Below are some entries; state how many of their lines contain the word "Einführung", with nothing else in the reply.

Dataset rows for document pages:
__________

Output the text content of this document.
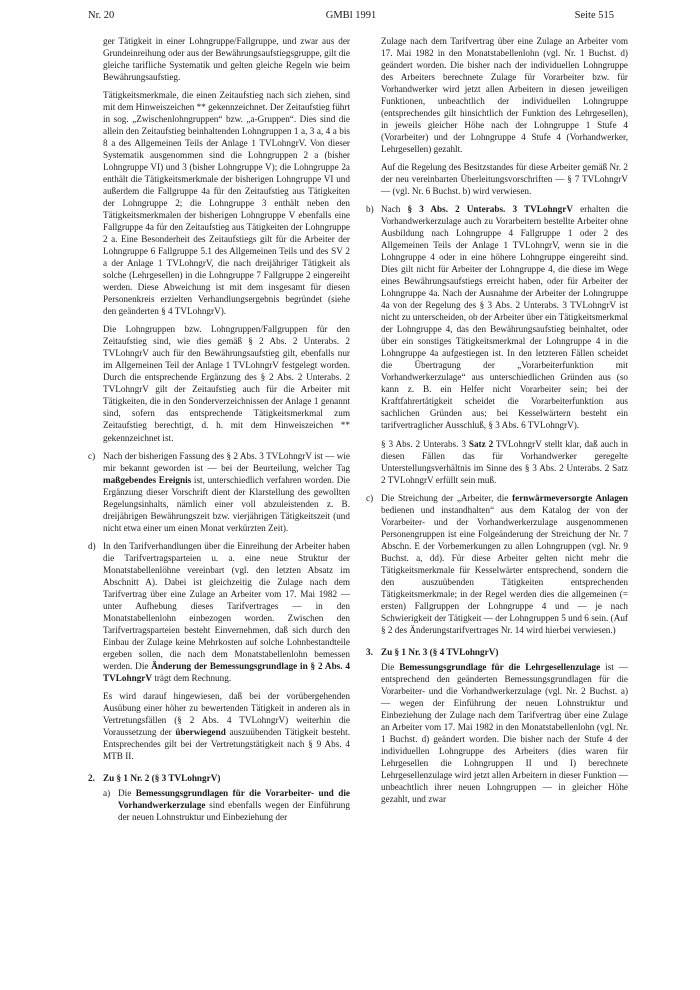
Nr. 20	GMBl 1991	Seite 515

ger Tätigkeit in einer Lohngruppe/Fallgruppe, und zwar aus der Grundeinreihung oder aus der Bewährungsaufstiegsgruppe, gilt die gleiche tarifliche Systematik und gelten gleiche Regeln wie beim Bewährungsaufstieg.

Tätigkeitsmerkmale, die einen Zeitaufstieg nach sich ziehen, sind mit dem Hinweiszeichen ** gekennzeichnet. Der Zeitaufstieg führt in sog. „Zwischenlohngruppen“ bzw. „a-Gruppen“. Dies sind die allein den Zeitaufstieg beinhaltenden Lohngruppen 1 a, 3 a, 4 a bis 8 a des Allgemeinen Teils der Anlage 1 TVLohngrV. Von dieser Systematik ausgenommen sind die Lohngruppen 2 a (bisher Lohngruppe VI) und 3 (bisher Lohngruppe V); die Lohngruppe 2a enthält die Tätigkeitsmerkmale der bisherigen Lohngruppe VI und außerdem die Fallgruppe 4a für den Zeitaufstieg aus Tätigkeiten der Lohngruppe 2; die Lohngruppe 3 enthält neben den Tätigkeitsmerkmalen der bisherigen Lohngruppe V ebenfalls eine Fallgruppe 4a für den Zeitaufstieg aus Tätigkeiten der Lohngruppe 2 a. Eine Besonderheit des Zeitaufstiegs gilt für die Arbeiter der Lohngruppe 6 Fallgruppe 5.1 des Allgemeinen Teils und des SV 2 a der Anlage 1 TVLohngrV, die nach dreijähriger Tätigkeit als solche (Lehrgesellen) in die Lohngruppe 7 Fallgruppe 2 eingereiht werden. Diese Abweichung ist mit dem insgesamt für diesen Personenkreis erzielten Verhandlungsergebnis begründet (siehe den geänderten § 4 TVLohngrV).

Die Lohngruppen bzw. Lohngruppen/Fallgruppen für den Zeitaufstieg sind, wie dies gemäß § 2 Abs. 2 Unterabs. 2 TVLohngrV auch für den Bewährungsaufstieg gilt, ebenfalls nur im Allgemeinen Teil der Anlage 1 TVLohngrV festgelegt worden. Durch die entsprechende Ergänzung des § 2 Abs. 2 Unterabs. 2 TVLohngrV gilt der Zeitaufstieg auch für die Arbeiter mit Tätigkeiten, die in den Sonderverzeichnissen der Anlage 1 genannt sind, sofern das entsprechende Tätigkeitsmerkmal zum Zeitaufstieg berechtigt, d. h. mit dem Hinweiszeichen ** gekennzeichnet ist.

c) Nach der bisherigen Fassung des § 2 Abs. 3 TVLohngrV ist — wie mir bekannt geworden ist — bei der Beurteilung, welcher Tag maßgebendes Ereignis ist, unterschiedlich verfahren worden. Die Ergänzung dieser Vorschrift dient der Klarstellung des gewollten Regelungsinhalts, nämlich einer voll abzuleistenden z. B. dreijährigen Bewährungszeit bzw. vierjährigen Tätigkeitszeit (und nicht etwa einer um einen Monat verkürzten Zeit).

d) In den Tarifverhandlungen über die Einreihung der Arbeiter haben die Tarifvertragsparteien u. a. eine neue Struktur der Monatstabellenlöhne vereinbart (vgl. den letzten Absatz im Abschnitt A). Dabei ist gleichzeitig die Zulage nach dem Tarifvertrag über eine Zulage an Arbeiter vom 17. Mai 1982 — unter Aufhebung dieses Tarifvertrages — in den Monatstabellenlohn einbezogen worden. Zwischen den Tarifvertragsparteien besteht Einvernehmen, daß sich durch den Einbau der Zulage keine Mehrkosten auf solche Lohnbestandteile ergeben sollen, die nach dem Monatstabellenlohn bemessen werden. Die Änderung der Bemessungsgrundlage in § 2 Abs. 4 TVLohngrV trägt dem Rechnung.

Es wird darauf hingewiesen, daß bei der vorübergehenden Ausübung einer höher zu bewertenden Tätigkeit in anderen als in Vertretungsfällen (§ 2 Abs. 4 TVLohngrV) weiterhin die Voraussetzung der überwiegend auszuübenden Tätigkeit besteht. Entsprechendes gilt bei der Vertretungstätigkeit nach § 9 Abs. 4 MTB II.

2. Zu § 1 Nr. 2 (§ 3 TVLohngrV)

a) Die Bemessungsgrundlagen für die Vorarbeiter- und die Vorhandwerkerzulage sind ebenfalls wegen der Einführung der neuen Lohnstruktur und Einbeziehung der

Zulage nach dem Tarifvertrag über eine Zulage an Arbeiter vom 17. Mai 1982 in den Monatstabellenlohn (vgl. Nr. 1 Buchst. d) geändert worden. Die bisher nach der individuellen Lohngruppe des Arbeiters berechnete Zulage für Vorarbeiter bzw. für Vorhandwerker wird jetzt allen Arbeitern in diesen jeweiligen Funktionen, unbeachtlich der individuellen Lohngruppe (entsprechendes gilt hinsichtlich der Funktion des Lehrgesellen), in jeweils gleicher Höhe nach der Lohngruppe 1 Stufe 4 (Vorarbeiter) und der Lohngruppe 4 Stufe 4 (Vorhandwerker, Lehrgesellen) gezahlt.

Auf die Regelung des Besitzstandes für diese Arbeiter gemäß Nr. 2 der neu vereinbarten Überleitungsvorschriften — § 7 TVLohngrV — (vgl. Nr. 6 Buchst. b) wird verwiesen.

b) Nach § 3 Abs. 2 Unterabs. 3 TVLohngrV erhalten die Vorhandwerkerzulage auch zu Vorarbeitern bestellte Arbeiter ohne Ausbildung nach Lohngruppe 4 Fallgruppe 1 oder 2 des Allgemeinen Teils der Anlage 1 TVLohngrV, wenn sie in die Lohngruppe 4 oder in eine höhere Lohngruppe eingereiht sind. Dies gilt nicht für Arbeiter der Lohngruppe 4, die diese im Wege eines Bewährungsaufstiegs erreicht haben, oder für Arbeiter der Lohngruppe 4a. Nach der Ausnahme der Arbeiter der Lohngruppe 4a von der Regelung des § 3 Abs. 2 Unterabs. 3 TVLohngrV ist nicht zu unterscheiden, ob der Arbeiter über ein Tätigkeitsmerkmal der Lohngruppe 4, das den Bewährungsaufstieg beinhaltet, oder über ein sonstiges Tätigkeitsmerkmal der Lohngruppe 4 in die Lohngruppe 4a aufgestiegen ist. In den letzteren Fällen scheidet die Übertragung der „Vorarbeiterfunktion mit Vorhandwerkerzulage“ aus unterschiedlichen Gründen aus (so kann z. B. ein Helfer nicht Vorarbeiter sein; bei der Kraftfahrertätigkeit scheidet die Vorarbeiterfunktion aus sachlichen Gründen aus; bei Kesselwärtern besteht ein tarifvertraglicher Ausschluß, § 3 Abs. 6 TVLohngrV).

§ 3 Abs. 2 Unterabs. 3 Satz 2 TVLohngrV stellt klar, daß auch in diesen Fällen das für Vorhandwerker geregelte Unterstellungsverhältnis im Sinne des § 3 Abs. 2 Unterabs. 2 Satz 2 TVLohngrV erfüllt sein muß.

c) Die Streichung der „Arbeiter, die fernwärmeversorgte Anlagen bedienen und instandhalten“ aus dem Katalog der von der Vorarbeiter- und der Vorhandwerkerzulage ausgenommenen Personengruppen ist eine Folgeänderung der Streichung der Nr. 7 Abschn. E der Vorbemerkungen zu allen Lohngruppen (vgl. Nr. 9 Buchst. a, dd). Für diese Arbeiter gelten nicht mehr die Tätigkeitsmerkmale für Kesselwärter entsprechend, sondern die den auszuübenden Tätigkeiten entsprechenden Tätigkeitsmerkmale; in der Regel werden dies die allgemeinen (= ersten) Fallgruppen der Lohngruppe 4 und — je nach Schwierigkeit der Tätigkeit — der Lohngruppen 5 und 6 sein. (Auf § 2 des Änderungstarifvertrages Nr. 14 wird hierbei verwiesen.)

3. Zu § 1 Nr. 3 (§ 4 TVLohngrV)

Die Bemessungsgrundlage für die Lehrgesellenzulage ist — entsprechend den geänderten Bemessungsgrundlagen für die Vorarbeiter- und die Vorhandwerkerzulage (vgl. Nr. 2 Buchst. a) — wegen der Einführung der neuen Lohnstruktur und Einbeziehung der Zulage nach dem Tarifvertrag über eine Zulage an Arbeiter vom 17. Mai 1982 in den Monatstabellenlohn (vgl. Nr. 1 Buchst. d) geändert worden. Die bisher nach der Stufe 4 der individuellen Lohngruppe des Arbeiters (dies waren für Lehrgesellen die Lohngruppen II und I) berechnete Lehrgesellenzulage wird jetzt allen Arbeitern in dieser Funktion — unbeachtlich ihrer neuen Lohngruppen — in gleicher Höhe gezahlt, und zwar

__________

- **Result**: 2